Record excerpts:
= = =

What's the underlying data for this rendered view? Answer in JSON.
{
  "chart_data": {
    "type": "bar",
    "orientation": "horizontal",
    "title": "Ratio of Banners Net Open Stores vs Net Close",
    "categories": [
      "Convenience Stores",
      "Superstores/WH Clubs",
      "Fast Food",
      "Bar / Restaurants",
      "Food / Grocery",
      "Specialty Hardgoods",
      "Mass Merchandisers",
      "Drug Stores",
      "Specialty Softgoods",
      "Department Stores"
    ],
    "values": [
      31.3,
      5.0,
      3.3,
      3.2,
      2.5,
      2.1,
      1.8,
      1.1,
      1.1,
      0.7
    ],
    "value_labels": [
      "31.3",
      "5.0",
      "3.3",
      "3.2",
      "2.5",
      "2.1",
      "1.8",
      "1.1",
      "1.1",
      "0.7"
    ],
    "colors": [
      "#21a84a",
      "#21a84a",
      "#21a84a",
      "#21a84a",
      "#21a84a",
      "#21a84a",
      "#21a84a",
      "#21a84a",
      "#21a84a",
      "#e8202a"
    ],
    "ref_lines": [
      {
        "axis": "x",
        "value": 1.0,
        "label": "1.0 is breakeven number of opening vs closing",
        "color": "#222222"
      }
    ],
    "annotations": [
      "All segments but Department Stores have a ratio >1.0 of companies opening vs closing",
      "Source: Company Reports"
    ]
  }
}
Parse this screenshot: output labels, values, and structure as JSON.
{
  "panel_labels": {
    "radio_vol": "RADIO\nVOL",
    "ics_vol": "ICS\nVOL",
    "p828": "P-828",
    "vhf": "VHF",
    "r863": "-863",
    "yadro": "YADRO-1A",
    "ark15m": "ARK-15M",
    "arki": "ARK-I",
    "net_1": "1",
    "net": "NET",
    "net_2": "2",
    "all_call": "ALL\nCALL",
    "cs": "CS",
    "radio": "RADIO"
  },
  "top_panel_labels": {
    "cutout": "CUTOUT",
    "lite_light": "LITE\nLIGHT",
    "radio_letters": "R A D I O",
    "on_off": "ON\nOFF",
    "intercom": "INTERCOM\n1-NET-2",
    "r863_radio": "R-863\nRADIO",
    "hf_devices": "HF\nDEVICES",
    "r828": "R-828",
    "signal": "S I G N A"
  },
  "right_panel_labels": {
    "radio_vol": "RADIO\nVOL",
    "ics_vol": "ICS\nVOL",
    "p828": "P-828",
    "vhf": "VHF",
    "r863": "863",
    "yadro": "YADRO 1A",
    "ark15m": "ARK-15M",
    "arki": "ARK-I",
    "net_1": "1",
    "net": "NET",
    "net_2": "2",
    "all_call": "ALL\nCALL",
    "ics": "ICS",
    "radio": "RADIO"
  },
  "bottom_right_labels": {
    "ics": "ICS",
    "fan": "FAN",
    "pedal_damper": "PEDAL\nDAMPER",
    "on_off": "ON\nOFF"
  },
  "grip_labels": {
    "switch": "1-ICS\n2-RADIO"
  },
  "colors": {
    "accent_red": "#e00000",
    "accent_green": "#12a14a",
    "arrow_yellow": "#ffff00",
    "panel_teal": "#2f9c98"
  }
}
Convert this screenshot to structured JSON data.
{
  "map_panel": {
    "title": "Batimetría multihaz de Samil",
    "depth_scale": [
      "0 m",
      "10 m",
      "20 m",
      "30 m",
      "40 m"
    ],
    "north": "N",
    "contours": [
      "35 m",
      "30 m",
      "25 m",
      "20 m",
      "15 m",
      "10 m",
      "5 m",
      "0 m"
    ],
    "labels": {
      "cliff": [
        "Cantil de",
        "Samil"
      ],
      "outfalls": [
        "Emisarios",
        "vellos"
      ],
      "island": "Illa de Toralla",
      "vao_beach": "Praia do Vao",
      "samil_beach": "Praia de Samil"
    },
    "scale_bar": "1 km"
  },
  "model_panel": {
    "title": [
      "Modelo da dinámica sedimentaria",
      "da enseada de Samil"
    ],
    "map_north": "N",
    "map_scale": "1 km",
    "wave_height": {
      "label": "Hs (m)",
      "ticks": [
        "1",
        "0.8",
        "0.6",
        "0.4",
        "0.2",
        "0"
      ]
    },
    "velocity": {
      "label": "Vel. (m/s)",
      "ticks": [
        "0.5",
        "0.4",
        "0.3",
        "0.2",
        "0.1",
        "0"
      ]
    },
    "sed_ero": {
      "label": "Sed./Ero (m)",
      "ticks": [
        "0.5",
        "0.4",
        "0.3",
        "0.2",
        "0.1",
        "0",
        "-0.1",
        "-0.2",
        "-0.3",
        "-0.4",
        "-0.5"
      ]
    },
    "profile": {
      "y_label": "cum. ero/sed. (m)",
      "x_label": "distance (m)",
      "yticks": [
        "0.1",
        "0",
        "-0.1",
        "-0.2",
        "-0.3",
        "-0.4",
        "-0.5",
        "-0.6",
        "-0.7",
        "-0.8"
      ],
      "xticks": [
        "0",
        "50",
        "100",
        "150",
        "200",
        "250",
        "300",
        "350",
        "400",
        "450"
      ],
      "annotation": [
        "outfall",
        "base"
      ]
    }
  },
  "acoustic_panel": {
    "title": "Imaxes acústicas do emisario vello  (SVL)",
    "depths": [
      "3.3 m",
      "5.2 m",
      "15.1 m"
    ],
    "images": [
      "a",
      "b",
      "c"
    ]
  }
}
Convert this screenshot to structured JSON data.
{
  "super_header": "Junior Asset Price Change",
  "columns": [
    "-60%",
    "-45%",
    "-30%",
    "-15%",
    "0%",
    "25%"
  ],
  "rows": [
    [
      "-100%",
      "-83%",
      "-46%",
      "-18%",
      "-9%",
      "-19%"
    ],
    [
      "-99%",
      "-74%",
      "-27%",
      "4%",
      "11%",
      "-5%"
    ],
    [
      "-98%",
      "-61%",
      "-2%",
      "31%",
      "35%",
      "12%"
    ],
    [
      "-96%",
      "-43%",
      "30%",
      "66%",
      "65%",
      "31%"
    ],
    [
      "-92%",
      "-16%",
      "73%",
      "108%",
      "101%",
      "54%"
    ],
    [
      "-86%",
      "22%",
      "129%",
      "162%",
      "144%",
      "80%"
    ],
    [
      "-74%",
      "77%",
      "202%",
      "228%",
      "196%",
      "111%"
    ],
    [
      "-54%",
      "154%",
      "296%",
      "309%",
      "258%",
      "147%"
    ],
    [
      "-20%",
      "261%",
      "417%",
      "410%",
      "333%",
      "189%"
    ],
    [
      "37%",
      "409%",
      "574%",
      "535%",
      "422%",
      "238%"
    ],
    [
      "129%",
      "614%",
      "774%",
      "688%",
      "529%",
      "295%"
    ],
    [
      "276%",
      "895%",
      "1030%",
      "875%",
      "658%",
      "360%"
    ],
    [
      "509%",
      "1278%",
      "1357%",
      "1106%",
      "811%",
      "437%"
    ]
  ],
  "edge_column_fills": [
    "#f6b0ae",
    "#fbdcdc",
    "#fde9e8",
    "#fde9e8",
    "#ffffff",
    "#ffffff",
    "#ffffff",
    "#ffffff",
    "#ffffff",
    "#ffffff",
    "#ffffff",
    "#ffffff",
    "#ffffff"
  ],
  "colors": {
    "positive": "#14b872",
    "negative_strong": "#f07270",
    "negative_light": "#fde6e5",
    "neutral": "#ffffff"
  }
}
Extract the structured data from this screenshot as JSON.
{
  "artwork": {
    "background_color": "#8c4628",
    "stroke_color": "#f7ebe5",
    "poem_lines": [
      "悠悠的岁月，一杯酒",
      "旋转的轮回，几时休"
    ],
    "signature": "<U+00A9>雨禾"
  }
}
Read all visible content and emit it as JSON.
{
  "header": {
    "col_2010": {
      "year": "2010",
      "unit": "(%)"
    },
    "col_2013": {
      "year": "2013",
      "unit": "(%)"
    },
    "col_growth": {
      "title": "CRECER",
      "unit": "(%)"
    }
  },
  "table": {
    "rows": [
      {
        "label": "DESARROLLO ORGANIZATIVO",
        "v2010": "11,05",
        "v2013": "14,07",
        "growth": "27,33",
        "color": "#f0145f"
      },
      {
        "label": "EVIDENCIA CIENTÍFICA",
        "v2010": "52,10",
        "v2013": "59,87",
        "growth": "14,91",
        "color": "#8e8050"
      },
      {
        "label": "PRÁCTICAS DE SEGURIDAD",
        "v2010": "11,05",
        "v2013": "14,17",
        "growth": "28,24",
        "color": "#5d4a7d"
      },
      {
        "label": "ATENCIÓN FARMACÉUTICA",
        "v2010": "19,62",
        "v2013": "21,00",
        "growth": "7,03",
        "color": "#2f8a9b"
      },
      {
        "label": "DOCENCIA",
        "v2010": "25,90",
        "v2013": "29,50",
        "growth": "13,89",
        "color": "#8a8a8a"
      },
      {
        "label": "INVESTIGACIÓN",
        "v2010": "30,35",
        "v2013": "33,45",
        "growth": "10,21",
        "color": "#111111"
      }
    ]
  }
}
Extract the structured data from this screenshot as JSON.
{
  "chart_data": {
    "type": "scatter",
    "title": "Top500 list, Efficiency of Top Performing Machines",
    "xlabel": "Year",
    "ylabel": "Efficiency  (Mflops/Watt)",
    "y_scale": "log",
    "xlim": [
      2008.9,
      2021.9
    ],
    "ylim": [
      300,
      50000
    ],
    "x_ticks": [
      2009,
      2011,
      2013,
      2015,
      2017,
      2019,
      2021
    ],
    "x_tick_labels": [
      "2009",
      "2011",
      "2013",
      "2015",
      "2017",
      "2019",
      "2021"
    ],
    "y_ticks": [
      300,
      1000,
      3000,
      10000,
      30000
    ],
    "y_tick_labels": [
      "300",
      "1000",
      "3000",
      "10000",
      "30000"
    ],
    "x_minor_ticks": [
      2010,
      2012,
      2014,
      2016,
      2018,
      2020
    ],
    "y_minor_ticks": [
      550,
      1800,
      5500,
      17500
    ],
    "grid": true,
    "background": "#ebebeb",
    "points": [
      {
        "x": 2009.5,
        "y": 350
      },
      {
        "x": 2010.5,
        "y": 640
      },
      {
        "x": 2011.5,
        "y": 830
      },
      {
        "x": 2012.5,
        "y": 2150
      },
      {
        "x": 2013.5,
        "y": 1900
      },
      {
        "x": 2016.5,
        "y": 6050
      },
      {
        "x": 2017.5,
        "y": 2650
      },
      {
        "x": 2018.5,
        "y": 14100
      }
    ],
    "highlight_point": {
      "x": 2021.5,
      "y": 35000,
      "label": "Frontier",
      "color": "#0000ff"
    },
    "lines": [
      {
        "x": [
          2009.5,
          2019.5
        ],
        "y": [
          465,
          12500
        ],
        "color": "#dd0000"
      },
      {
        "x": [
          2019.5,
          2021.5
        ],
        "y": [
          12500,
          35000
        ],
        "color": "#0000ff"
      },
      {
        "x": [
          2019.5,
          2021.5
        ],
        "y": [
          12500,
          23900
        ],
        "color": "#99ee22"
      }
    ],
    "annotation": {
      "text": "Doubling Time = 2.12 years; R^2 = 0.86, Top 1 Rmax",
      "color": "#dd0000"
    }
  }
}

= = =

Task details: How many lines of the data hold the string "Specialty"? Reply with the number alone.

Reply: 2